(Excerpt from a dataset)
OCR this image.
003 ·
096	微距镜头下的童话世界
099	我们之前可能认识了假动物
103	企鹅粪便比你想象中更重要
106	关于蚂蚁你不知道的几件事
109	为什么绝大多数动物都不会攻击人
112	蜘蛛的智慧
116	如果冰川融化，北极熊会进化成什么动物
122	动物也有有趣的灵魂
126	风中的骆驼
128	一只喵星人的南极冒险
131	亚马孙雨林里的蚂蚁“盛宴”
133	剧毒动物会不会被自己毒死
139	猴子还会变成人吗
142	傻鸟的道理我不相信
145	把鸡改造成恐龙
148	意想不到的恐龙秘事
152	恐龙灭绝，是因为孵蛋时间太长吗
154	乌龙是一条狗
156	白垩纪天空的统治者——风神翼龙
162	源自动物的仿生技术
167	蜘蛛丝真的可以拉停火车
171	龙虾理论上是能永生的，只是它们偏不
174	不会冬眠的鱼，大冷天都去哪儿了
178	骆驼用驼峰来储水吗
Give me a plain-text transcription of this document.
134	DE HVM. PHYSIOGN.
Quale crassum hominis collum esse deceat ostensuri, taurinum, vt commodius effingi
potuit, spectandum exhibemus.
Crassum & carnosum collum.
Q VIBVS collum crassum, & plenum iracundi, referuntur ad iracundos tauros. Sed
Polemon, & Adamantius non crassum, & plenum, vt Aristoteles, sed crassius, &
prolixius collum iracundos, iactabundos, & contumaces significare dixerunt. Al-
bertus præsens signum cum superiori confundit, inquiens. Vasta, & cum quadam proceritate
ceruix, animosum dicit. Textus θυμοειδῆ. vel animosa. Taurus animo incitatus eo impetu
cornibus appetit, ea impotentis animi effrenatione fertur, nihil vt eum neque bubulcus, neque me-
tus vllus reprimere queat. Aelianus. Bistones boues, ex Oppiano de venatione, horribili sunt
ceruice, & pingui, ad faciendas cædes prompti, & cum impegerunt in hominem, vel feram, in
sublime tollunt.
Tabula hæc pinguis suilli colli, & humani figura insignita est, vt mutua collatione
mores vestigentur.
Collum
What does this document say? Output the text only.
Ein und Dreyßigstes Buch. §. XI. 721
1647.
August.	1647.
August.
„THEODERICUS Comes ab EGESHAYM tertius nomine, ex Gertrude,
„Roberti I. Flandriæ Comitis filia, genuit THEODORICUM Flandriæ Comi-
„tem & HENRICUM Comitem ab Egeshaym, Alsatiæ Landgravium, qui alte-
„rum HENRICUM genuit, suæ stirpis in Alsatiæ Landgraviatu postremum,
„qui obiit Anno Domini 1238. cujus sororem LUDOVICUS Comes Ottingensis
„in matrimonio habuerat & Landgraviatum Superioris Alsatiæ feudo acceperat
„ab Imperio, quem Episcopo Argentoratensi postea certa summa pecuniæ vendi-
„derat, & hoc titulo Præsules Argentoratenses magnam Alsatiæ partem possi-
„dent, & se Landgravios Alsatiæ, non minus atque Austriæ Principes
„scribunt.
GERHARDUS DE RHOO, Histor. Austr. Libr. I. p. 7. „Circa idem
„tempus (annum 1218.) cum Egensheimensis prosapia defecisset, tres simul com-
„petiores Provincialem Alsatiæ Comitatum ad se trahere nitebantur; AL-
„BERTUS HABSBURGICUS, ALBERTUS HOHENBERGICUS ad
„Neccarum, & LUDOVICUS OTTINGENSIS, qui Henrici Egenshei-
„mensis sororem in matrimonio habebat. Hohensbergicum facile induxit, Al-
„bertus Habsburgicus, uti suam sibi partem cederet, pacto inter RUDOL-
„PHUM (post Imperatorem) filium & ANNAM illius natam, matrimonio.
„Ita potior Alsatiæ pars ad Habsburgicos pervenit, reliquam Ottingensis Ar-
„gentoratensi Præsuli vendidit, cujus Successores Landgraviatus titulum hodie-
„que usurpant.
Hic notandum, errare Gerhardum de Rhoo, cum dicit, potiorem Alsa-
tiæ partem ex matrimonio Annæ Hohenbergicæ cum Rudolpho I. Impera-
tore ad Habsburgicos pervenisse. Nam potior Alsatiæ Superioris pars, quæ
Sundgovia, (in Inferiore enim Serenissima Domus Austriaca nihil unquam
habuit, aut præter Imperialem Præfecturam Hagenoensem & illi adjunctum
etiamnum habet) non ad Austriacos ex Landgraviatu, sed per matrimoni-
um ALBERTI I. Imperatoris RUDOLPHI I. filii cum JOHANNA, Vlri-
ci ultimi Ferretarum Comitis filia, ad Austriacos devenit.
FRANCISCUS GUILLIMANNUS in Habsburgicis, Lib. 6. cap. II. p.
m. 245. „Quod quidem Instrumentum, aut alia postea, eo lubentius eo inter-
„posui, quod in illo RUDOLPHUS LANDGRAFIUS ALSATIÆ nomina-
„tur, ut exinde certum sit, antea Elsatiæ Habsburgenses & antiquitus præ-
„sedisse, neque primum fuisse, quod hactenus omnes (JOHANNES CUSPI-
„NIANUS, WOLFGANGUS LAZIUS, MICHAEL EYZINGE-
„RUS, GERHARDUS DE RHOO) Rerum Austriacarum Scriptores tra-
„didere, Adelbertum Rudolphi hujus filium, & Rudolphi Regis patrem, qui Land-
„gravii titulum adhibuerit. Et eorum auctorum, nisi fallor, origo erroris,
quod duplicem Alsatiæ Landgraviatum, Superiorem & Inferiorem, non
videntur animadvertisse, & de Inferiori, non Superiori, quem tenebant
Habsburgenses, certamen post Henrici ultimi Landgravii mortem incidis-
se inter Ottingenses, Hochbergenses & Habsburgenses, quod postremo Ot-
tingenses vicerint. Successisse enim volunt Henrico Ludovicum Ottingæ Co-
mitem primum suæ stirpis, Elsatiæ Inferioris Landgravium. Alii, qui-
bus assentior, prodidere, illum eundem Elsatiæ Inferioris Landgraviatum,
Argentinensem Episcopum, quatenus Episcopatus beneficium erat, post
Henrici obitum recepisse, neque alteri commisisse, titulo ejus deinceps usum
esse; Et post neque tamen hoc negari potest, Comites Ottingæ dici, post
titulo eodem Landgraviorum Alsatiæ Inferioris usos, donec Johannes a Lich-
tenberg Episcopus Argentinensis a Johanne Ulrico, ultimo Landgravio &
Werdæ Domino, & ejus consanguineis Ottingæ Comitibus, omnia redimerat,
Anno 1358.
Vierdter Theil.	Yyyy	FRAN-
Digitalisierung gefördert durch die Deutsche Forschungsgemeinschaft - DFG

▸ **TASK REQUIREMENTS**: Exactly reproduce every record.

▸ **RIGHT ANSWER**:
OCR this image.
003 ·
096	微距镜头下的童话世界
099	我们之前可能认识了假动物
103	企鹅粪便比你想象中更重要
106	关于蚂蚁你不知道的几件事
109	为什么绝大多数动物都不会攻击人
112	蜘蛛的智慧
116	如果冰川融化，北极熊会进化成什么动物
122	动物也有有趣的灵魂
126	风中的骆驼
128	一只喵星人的南极冒险
131	亚马孙雨林里的蚂蚁“盛宴”
133	剧毒动物会不会被自己毒死
139	猴子还会变成人吗
142	傻鸟的道理我不相信
145	把鸡改造成恐龙
148	意想不到的恐龙秘事
152	恐龙灭绝，是因为孵蛋时间太长吗
154	乌龙是一条狗
156	白垩纪天空的统治者——风神翼龙
162	源自动物的仿生技术
167	蜘蛛丝真的可以拉停火车
171	龙虾理论上是能永生的，只是它们偏不
174	不会冬眠的鱼，大冷天都去哪儿了
178	骆驼用驼峰来储水吗
Give me a plain-text transcription of this document.
134	DE HVM. PHYSIOGN.
Quale crassum hominis collum esse deceat ostensuri, taurinum, vt commodius effingi
potuit, spectandum exhibemus.
Crassum & carnosum collum.
Q VIBVS collum crassum, & plenum iracundi, referuntur ad iracundos tauros. Sed
Polemon, & Adamantius non crassum, & plenum, vt Aristoteles, sed crassius, &
prolixius collum iracundos, iactabundos, & contumaces significare dixerunt. Al-
bertus præsens signum cum superiori confundit, inquiens. Vasta, & cum quadam proceritate
ceruix, animosum dicit. Textus θυμοειδῆ. vel animosa. Taurus animo incitatus eo impetu
cornibus appetit, ea impotentis animi effrenatione fertur, nihil vt eum neque bubulcus, neque me-
tus vllus reprimere queat. Aelianus. Bistones boues, ex Oppiano de venatione, horribili sunt
ceruice, & pingui, ad faciendas cædes prompti, & cum impegerunt in hominem, vel feram, in
sublime tollunt.
Tabula hæc pinguis suilli colli, & humani figura insignita est, vt mutua collatione
mores vestigentur.
Collum
What does this document say? Output the text only.
Ein und Dreyßigstes Buch. §. XI. 721
1647.
August.	1647.
August.
„THEODERICUS Comes ab EGESHAYM tertius nomine, ex Gertrude,
„Roberti I. Flandriæ Comitis filia, genuit THEODORICUM Flandriæ Comi-
„tem & HENRICUM Comitem ab Egeshaym, Alsatiæ Landgravium, qui alte-
„rum HENRICUM genuit, suæ stirpis in Alsatiæ Landgraviatu postremum,
„qui obiit Anno Domini 1238. cujus sororem LUDOVICUS Comes Ottingensis
„in matrimonio habuerat & Landgraviatum Superioris Alsatiæ feudo acceperat
„ab Imperio, quem Episcopo Argentoratensi postea certa summa pecuniæ vendi-
„derat, & hoc titulo Præsules Argentoratenses magnam Alsatiæ partem possi-
„dent, & se Landgravios Alsatiæ, non minus atque Austriæ Principes
„scribunt.
GERHARDUS DE RHOO, Histor. Austr. Libr. I. p. 7. „Circa idem
„tempus (annum 1218.) cum Egensheimensis prosapia defecisset, tres simul com-
„petiores Provincialem Alsatiæ Comitatum ad se trahere nitebantur; AL-
„BERTUS HABSBURGICUS, ALBERTUS HOHENBERGICUS ad
„Neccarum, & LUDOVICUS OTTINGENSIS, qui Henrici Egenshei-
„mensis sororem in matrimonio habebat. Hohensbergicum facile induxit, Al-
„bertus Habsburgicus, uti suam sibi partem cederet, pacto inter RUDOL-
„PHUM (post Imperatorem) filium & ANNAM illius natam, matrimonio.
„Ita potior Alsatiæ pars ad Habsburgicos pervenit, reliquam Ottingensis Ar-
„gentoratensi Præsuli vendidit, cujus Successores Landgraviatus titulum hodie-
„que usurpant.
Hic notandum, errare Gerhardum de Rhoo, cum dicit, potiorem Alsa-
tiæ partem ex matrimonio Annæ Hohenbergicæ cum Rudolpho I. Impera-
tore ad Habsburgicos pervenisse. Nam potior Alsatiæ Superioris pars, quæ
Sundgovia, (in Inferiore enim Serenissima Domus Austriaca nihil unquam
habuit, aut præter Imperialem Præfecturam Hagenoensem & illi adjunctum
etiamnum habet) non ad Austriacos ex Landgraviatu, sed per matrimoni-
um ALBERTI I. Imperatoris RUDOLPHI I. filii cum JOHANNA, Vlri-
ci ultimi Ferretarum Comitis filia, ad Austriacos devenit.
FRANCISCUS GUILLIMANNUS in Habsburgicis, Lib. 6. cap. II. p.
m. 245. „Quod quidem Instrumentum, aut alia postea, eo lubentius eo inter-
„posui, quod in illo RUDOLPHUS LANDGRAFIUS ALSATIÆ nomina-
„tur, ut exinde certum sit, antea Elsatiæ Habsburgenses & antiquitus præ-
„sedisse, neque primum fuisse, quod hactenus omnes (JOHANNES CUSPI-
„NIANUS, WOLFGANGUS LAZIUS, MICHAEL EYZINGE-
„RUS, GERHARDUS DE RHOO) Rerum Austriacarum Scriptores tra-
„didere, Adelbertum Rudolphi hujus filium, & Rudolphi Regis patrem, qui Land-
„gravii titulum adhibuerit. Et eorum auctorum, nisi fallor, origo erroris,
quod duplicem Alsatiæ Landgraviatum, Superiorem & Inferiorem, non
videntur animadvertisse, & de Inferiori, non Superiori, quem tenebant
Habsburgenses, certamen post Henrici ultimi Landgravii mortem incidis-
se inter Ottingenses, Hochbergenses & Habsburgenses, quod postremo Ot-
tingenses vicerint. Successisse enim volunt Henrico Ludovicum Ottingæ Co-
mitem primum suæ stirpis, Elsatiæ Inferioris Landgravium. Alii, qui-
bus assentior, prodidere, illum eundem Elsatiæ Inferioris Landgraviatum,
Argentinensem Episcopum, quatenus Episcopatus beneficium erat, post
Henrici obitum recepisse, neque alteri commisisse, titulo ejus deinceps usum
esse; Et post neque tamen hoc negari potest, Comites Ottingæ dici, post
titulo eodem Landgraviorum Alsatiæ Inferioris usos, donec Johannes a Lich-
tenberg Episcopus Argentinensis a Johanne Ulrico, ultimo Landgravio &
Werdæ Domino, & ejus consanguineis Ottingæ Comitibus, omnia redimerat,
Anno 1358.
Vierdter Theil.	Yyyy	FRAN-
Digitalisierung gefördert durch die Deutsche Forschungsgemeinschaft - DFG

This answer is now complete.